STATED EXERCISE>
Find all the lines with "mean" and gather them.

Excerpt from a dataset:
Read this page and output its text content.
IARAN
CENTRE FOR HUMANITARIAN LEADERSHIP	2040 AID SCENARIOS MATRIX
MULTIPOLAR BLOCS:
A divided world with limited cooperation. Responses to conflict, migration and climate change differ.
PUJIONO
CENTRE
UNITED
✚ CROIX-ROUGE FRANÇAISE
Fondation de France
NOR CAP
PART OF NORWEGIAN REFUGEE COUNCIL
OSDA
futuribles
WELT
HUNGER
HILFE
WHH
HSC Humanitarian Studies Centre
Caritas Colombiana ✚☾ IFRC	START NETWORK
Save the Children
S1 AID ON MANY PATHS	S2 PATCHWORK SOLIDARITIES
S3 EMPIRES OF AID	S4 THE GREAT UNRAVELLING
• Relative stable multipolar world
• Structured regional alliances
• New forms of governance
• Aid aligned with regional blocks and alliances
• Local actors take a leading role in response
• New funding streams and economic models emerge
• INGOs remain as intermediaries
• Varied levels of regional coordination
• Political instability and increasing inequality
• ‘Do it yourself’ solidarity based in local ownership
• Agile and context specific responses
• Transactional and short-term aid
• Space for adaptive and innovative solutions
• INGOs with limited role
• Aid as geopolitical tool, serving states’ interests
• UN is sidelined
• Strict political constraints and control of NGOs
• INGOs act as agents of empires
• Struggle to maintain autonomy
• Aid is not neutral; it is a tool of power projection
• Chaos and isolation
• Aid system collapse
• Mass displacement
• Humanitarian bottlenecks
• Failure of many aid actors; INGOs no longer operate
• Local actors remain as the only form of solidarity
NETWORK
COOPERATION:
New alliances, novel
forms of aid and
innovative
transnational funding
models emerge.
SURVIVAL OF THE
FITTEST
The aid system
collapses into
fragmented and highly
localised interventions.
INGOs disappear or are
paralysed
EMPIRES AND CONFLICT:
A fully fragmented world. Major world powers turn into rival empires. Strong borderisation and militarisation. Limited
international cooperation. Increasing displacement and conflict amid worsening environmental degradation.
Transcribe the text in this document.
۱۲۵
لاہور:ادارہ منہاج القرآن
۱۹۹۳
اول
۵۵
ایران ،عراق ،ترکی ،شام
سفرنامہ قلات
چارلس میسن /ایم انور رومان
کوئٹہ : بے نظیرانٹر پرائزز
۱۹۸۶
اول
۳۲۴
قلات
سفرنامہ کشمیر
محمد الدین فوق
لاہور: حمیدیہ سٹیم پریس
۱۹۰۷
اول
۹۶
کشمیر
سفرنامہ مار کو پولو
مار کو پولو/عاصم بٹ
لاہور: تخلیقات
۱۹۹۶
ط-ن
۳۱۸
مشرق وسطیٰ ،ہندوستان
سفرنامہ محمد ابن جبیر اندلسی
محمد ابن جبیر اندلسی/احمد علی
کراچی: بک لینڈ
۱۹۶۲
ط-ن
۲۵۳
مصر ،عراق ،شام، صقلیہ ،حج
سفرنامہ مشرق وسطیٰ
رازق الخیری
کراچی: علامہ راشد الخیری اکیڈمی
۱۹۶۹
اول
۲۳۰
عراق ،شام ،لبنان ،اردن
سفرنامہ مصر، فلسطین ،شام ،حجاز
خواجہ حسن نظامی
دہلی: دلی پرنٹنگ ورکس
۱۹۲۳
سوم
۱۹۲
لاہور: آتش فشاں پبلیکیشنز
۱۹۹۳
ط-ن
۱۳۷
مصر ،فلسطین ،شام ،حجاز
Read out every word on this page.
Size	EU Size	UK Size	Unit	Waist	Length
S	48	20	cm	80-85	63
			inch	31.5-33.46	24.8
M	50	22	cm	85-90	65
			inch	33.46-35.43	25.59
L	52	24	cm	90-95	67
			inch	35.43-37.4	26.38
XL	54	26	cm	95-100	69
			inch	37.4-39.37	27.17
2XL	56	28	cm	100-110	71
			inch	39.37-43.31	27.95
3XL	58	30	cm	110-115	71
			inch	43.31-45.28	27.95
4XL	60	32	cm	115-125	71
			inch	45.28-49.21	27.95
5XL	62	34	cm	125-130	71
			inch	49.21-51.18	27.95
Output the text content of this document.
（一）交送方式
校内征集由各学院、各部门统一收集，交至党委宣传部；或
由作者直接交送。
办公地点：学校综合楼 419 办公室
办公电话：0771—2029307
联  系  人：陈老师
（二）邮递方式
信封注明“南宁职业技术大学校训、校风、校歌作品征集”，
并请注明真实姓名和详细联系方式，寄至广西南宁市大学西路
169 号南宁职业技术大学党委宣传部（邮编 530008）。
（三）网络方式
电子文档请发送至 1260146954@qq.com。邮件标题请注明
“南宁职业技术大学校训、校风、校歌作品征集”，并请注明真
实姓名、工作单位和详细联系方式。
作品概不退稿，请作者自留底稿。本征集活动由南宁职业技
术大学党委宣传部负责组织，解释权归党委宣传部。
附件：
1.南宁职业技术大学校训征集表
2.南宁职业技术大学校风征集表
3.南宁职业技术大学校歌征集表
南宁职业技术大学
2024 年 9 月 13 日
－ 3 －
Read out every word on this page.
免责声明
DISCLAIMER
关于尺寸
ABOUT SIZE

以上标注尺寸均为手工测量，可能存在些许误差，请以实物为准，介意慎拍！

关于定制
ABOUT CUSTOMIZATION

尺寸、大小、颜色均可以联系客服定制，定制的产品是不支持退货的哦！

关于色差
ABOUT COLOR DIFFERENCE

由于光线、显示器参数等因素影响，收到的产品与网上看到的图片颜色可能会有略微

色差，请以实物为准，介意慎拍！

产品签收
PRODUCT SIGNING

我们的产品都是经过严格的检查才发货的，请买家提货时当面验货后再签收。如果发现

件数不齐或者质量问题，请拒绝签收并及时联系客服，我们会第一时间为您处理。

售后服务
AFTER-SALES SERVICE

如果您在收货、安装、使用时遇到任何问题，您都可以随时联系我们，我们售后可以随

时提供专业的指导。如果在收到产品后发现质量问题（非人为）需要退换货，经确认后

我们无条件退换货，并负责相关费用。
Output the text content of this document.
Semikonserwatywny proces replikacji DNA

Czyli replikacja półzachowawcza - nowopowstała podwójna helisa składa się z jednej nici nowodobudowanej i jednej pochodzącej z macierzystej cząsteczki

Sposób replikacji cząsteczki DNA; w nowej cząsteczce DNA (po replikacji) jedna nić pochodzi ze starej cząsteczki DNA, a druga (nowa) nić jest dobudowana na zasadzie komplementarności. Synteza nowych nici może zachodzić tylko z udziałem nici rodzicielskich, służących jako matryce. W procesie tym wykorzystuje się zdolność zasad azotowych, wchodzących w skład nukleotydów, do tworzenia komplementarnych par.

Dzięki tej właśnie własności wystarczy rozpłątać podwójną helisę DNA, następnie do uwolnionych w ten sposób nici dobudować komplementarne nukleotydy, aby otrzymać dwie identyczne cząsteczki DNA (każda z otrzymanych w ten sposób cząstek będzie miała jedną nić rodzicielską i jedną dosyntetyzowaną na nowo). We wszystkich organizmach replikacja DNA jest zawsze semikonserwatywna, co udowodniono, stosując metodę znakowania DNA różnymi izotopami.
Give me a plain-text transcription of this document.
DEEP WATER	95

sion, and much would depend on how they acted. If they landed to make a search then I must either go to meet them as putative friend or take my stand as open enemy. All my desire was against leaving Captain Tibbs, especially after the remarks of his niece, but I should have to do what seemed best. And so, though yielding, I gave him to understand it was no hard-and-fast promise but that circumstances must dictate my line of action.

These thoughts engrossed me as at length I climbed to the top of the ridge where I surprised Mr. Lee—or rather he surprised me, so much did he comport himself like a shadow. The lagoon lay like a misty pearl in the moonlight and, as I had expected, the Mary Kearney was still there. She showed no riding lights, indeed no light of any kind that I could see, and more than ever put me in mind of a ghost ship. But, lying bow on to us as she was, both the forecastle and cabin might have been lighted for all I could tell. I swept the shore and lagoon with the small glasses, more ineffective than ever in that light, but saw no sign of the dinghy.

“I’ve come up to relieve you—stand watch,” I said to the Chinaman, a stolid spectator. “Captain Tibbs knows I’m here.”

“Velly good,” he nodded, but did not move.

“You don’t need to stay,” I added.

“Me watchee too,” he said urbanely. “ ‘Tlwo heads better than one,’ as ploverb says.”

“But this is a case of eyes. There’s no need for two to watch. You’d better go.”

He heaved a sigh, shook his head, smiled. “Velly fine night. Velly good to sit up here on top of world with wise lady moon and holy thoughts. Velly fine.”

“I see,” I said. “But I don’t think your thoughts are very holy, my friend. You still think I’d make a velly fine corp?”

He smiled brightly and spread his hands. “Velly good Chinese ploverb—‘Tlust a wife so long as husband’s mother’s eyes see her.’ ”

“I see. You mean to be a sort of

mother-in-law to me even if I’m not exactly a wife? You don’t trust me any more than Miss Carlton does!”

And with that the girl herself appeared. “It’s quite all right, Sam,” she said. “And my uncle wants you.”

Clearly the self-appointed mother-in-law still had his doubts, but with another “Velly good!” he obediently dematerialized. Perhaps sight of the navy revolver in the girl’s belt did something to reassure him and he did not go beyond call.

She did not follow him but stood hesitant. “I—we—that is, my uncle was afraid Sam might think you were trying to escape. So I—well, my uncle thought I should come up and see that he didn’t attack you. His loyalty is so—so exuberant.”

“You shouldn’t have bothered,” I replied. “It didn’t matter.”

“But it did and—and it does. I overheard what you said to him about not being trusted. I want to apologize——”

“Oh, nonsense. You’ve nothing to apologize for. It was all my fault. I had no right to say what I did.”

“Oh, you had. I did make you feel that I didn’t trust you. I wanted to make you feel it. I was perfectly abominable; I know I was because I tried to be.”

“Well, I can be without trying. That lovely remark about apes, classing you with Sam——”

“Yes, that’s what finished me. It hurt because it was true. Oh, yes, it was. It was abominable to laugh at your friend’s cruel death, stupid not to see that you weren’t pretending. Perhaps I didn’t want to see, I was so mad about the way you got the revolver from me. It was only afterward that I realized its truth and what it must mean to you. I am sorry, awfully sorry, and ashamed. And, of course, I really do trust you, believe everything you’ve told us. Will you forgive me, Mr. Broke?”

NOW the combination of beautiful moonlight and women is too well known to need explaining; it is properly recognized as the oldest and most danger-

COMPLETE RESPONSE>
“I see. You mean to be a sort of
“Yes, that’s what finished me. It hurt because it was true. Oh, yes, it was. It was abominable to laugh at your friend’s cruel death, stupid not to see that you weren’t pretending. Perhaps I didn’t want to see, I was so mad about the way you got the revolver from me. It was only afterward that I realized its truth and what it must mean to you. I am sorry, awfully sorry, and ashamed. And, of course, I really do trust you, believe everything you’ve told us. Will you forgive me, Mr. Broke?”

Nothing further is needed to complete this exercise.